◆ **MATERIALS PROVIDED**
--- Start ---

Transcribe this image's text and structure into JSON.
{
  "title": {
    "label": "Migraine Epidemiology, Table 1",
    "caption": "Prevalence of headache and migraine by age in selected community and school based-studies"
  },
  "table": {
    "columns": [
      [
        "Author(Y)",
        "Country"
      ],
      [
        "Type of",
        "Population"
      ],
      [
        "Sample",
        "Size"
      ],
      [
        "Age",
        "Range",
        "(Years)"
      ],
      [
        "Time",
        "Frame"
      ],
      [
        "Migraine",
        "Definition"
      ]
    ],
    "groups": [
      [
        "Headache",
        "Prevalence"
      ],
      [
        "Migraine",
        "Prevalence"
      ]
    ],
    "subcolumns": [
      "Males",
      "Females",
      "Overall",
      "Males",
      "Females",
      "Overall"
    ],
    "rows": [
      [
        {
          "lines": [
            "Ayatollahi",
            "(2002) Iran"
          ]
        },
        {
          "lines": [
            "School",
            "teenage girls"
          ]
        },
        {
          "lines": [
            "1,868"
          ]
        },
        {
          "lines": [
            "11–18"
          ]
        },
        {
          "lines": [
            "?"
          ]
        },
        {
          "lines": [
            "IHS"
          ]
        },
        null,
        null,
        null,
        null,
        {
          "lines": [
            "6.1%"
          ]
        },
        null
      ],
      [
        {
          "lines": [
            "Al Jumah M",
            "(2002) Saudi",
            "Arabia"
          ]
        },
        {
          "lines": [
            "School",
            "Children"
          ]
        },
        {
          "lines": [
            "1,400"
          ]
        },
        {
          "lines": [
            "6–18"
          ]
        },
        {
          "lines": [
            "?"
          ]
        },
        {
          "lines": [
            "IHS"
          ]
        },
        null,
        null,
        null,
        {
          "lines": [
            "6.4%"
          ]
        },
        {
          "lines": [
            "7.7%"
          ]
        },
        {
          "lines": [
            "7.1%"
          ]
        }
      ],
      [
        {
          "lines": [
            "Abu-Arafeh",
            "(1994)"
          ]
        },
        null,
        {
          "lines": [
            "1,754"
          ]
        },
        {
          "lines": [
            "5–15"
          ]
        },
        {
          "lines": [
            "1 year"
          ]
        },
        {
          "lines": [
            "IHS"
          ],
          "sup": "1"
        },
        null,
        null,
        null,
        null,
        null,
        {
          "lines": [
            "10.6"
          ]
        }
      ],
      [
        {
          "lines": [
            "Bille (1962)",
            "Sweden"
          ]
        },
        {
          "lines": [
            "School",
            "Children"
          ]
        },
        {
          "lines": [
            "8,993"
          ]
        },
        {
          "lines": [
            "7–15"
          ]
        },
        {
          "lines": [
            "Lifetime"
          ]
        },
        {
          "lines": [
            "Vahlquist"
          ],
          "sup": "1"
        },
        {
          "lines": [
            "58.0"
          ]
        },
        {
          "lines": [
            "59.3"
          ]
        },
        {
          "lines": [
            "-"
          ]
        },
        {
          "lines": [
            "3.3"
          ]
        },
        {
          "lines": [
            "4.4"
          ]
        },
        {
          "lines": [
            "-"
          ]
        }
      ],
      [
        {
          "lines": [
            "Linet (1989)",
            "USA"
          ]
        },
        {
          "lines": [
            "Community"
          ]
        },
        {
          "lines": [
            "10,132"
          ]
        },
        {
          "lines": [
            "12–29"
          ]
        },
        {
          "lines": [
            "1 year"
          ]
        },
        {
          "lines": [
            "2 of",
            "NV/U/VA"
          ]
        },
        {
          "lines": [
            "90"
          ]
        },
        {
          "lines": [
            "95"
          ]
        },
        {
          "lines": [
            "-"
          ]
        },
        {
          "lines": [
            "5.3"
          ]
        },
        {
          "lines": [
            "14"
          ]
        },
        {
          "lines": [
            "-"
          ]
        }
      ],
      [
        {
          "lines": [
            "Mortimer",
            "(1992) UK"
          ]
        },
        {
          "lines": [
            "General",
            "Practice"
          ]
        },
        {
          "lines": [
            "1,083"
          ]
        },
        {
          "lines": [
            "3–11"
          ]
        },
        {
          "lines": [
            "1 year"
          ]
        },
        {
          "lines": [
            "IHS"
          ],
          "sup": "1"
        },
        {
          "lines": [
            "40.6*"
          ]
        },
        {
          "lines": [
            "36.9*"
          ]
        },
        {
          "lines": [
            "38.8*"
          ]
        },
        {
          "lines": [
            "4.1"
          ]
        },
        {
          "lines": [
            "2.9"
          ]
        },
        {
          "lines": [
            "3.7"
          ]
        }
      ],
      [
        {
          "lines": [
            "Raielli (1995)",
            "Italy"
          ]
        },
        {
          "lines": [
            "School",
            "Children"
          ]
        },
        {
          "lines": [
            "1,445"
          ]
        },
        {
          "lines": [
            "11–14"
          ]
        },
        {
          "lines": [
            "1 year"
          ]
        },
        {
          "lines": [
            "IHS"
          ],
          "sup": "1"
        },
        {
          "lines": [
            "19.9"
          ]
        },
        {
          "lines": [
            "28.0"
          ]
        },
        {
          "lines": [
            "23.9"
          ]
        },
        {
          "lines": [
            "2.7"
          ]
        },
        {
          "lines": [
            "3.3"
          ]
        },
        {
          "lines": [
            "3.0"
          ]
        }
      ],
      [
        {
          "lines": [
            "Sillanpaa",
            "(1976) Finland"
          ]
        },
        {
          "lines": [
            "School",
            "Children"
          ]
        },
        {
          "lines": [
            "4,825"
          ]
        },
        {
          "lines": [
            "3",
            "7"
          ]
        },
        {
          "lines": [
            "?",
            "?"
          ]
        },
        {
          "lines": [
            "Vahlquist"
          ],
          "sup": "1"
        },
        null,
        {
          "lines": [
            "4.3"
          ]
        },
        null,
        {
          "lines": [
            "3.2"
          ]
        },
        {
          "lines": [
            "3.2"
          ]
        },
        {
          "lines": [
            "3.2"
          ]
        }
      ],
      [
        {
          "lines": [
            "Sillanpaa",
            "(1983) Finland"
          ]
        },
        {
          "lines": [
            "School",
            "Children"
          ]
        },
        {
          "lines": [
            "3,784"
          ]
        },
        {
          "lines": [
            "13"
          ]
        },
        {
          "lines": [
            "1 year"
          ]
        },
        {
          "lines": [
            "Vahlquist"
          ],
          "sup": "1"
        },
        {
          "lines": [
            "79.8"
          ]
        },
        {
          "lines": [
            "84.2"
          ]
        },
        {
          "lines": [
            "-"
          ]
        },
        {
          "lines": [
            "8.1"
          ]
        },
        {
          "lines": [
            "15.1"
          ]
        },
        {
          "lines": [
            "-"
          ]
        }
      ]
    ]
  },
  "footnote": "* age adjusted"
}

--- End ---

◆ **PROBLEM STATEMENT**
Extract the data in full. Keep it word for word.

◆ **FINISHED EXERCISE**
Transcribe this image's text and structure into JSON.
{
  "title": {
    "label": "Migraine Epidemiology, Table 1",
    "caption": "Prevalence of headache and migraine by age in selected community and school based-studies"
  },
  "table": {
    "columns": [
      [
        "Author(Y)",
        "Country"
      ],
      [
        "Type of",
        "Population"
      ],
      [
        "Sample",
        "Size"
      ],
      [
        "Age",
        "Range",
        "(Years)"
      ],
      [
        "Time",
        "Frame"
      ],
      [
        "Migraine",
        "Definition"
      ]
    ],
    "groups": [
      [
        "Headache",
        "Prevalence"
      ],
      [
        "Migraine",
        "Prevalence"
      ]
    ],
    "subcolumns": [
      "Males",
      "Females",
      "Overall",
      "Males",
      "Females",
      "Overall"
    ],
    "rows": [
      [
        {
          "lines": [
            "Ayatollahi",
            "(2002) Iran"
          ]
        },
        {
          "lines": [
            "School",
            "teenage girls"
          ]
        },
        {
          "lines": [
            "1,868"
          ]
        },
        {
          "lines": [
            "11–18"
          ]
        },
        {
          "lines": [
            "?"
          ]
        },
        {
          "lines": [
            "IHS"
          ]
        },
        null,
        null,
        null,
        null,
        {
          "lines": [
            "6.1%"
          ]
        },
        null
      ],
      [
        {
          "lines": [
            "Al Jumah M",
            "(2002) Saudi",
            "Arabia"
          ]
        },
        {
          "lines": [
            "School",
            "Children"
          ]
        },
        {
          "lines": [
            "1,400"
          ]
        },
        {
          "lines": [
            "6–18"
          ]
        },
        {
          "lines": [
            "?"
          ]
        },
        {
          "lines": [
            "IHS"
          ]
        },
        null,
        null,
        null,
        {
          "lines": [
            "6.4%"
          ]
        },
        {
          "lines": [
            "7.7%"
          ]
        },
        {
          "lines": [
            "7.1%"
          ]
        }
      ],
      [
        {
          "lines": [
            "Abu-Arafeh",
            "(1994)"
          ]
        },
        null,
        {
          "lines": [
            "1,754"
          ]
        },
        {
          "lines": [
            "5–15"
          ]
        },
        {
          "lines": [
            "1 year"
          ]
        },
        {
          "lines": [
            "IHS"
          ],
          "sup": "1"
        },
        null,
        null,
        null,
        null,
        null,
        {
          "lines": [
            "10.6"
          ]
        }
      ],
      [
        {
          "lines": [
            "Bille (1962)",
            "Sweden"
          ]
        },
        {
          "lines": [
            "School",
            "Children"
          ]
        },
        {
          "lines": [
            "8,993"
          ]
        },
        {
          "lines": [
            "7–15"
          ]
        },
        {
          "lines": [
            "Lifetime"
          ]
        },
        {
          "lines": [
            "Vahlquist"
          ],
          "sup": "1"
        },
        {
          "lines": [
            "58.0"
          ]
        },
        {
          "lines": [
            "59.3"
          ]
        },
        {
          "lines": [
            "-"
          ]
        },
        {
          "lines": [
            "3.3"
          ]
        },
        {
          "lines": [
            "4.4"
          ]
        },
        {
          "lines": [
            "-"
          ]
        }
      ],
      [
        {
          "lines": [
            "Linet (1989)",
            "USA"
          ]
        },
        {
          "lines": [
            "Community"
          ]
        },
        {
          "lines": [
            "10,132"
          ]
        },
        {
          "lines": [
            "12–29"
          ]
        },
        {
          "lines": [
            "1 year"
          ]
        },
        {
          "lines": [
            "2 of",
            "NV/U/VA"
          ]
        },
        {
          "lines": [
            "90"
          ]
        },
        {
          "lines": [
            "95"
          ]
        },
        {
          "lines": [
            "-"
          ]
        },
        {
          "lines": [
            "5.3"
          ]
        },
        {
          "lines": [
            "14"
          ]
        },
        {
          "lines": [
            "-"
          ]
        }
      ],
      [
        {
          "lines": [
            "Mortimer",
            "(1992) UK"
          ]
        },
        {
          "lines": [
            "General",
            "Practice"
          ]
        },
        {
          "lines": [
            "1,083"
          ]
        },
        {
          "lines": [
            "3–11"
          ]
        },
        {
          "lines": [
            "1 year"
          ]
        },
        {
          "lines": [
            "IHS"
          ],
          "sup": "1"
        },
        {
          "lines": [
            "40.6*"
          ]
        },
        {
          "lines": [
            "36.9*"
          ]
        },
        {
          "lines": [
            "38.8*"
          ]
        },
        {
          "lines": [
            "4.1"
          ]
        },
        {
          "lines": [
            "2.9"
          ]
        },
        {
          "lines": [
            "3.7"
          ]
        }
      ],
      [
        {
          "lines": [
            "Raielli (1995)",
            "Italy"
          ]
        },
        {
          "lines": [
            "School",
            "Children"
          ]
        },
        {
          "lines": [
            "1,445"
          ]
        },
        {
          "lines": [
            "11–14"
          ]
        },
        {
          "lines": [
            "1 year"
          ]
        },
        {
          "lines": [
            "IHS"
          ],
          "sup": "1"
        },
        {
          "lines": [
            "19.9"
          ]
        },
        {
          "lines": [
            "28.0"
          ]
        },
        {
          "lines": [
            "23.9"
          ]
        },
        {
          "lines": [
            "2.7"
          ]
        },
        {
          "lines": [
            "3.3"
          ]
        },
        {
          "lines": [
            "3.0"
          ]
        }
      ],
      [
        {
          "lines": [
            "Sillanpaa",
            "(1976) Finland"
          ]
        },
        {
          "lines": [
            "School",
            "Children"
          ]
        },
        {
          "lines": [
            "4,825"
          ]
        },
        {
          "lines": [
            "3",
            "7"
          ]
        },
        {
          "lines": [
            "?",
            "?"
          ]
        },
        {
          "lines": [
            "Vahlquist"
          ],
          "sup": "1"
        },
        null,
        {
          "lines": [
            "4.3"
          ]
        },
        null,
        {
          "lines": [
            "3.2"
          ]
        },
        {
          "lines": [
            "3.2"
          ]
        },
        {
          "lines": [
            "3.2"
          ]
        }
      ],
      [
        {
          "lines": [
            "Sillanpaa",
            "(1983) Finland"
          ]
        },
        {
          "lines": [
            "School",
            "Children"
          ]
        },
        {
          "lines": [
            "3,784"
          ]
        },
        {
          "lines": [
            "13"
          ]
        },
        {
          "lines": [
            "1 year"
          ]
        },
        {
          "lines": [
            "Vahlquist"
          ],
          "sup": "1"
        },
        {
          "lines": [
            "79.8"
          ]
        },
        {
          "lines": [
            "84.2"
          ]
        },
        {
          "lines": [
            "-"
          ]
        },
        {
          "lines": [
            "8.1"
          ]
        },
        {
          "lines": [
            "15.1"
          ]
        },
        {
          "lines": [
            "-"
          ]
        }
      ]
    ]
  },
  "footnote": "* age adjusted"
}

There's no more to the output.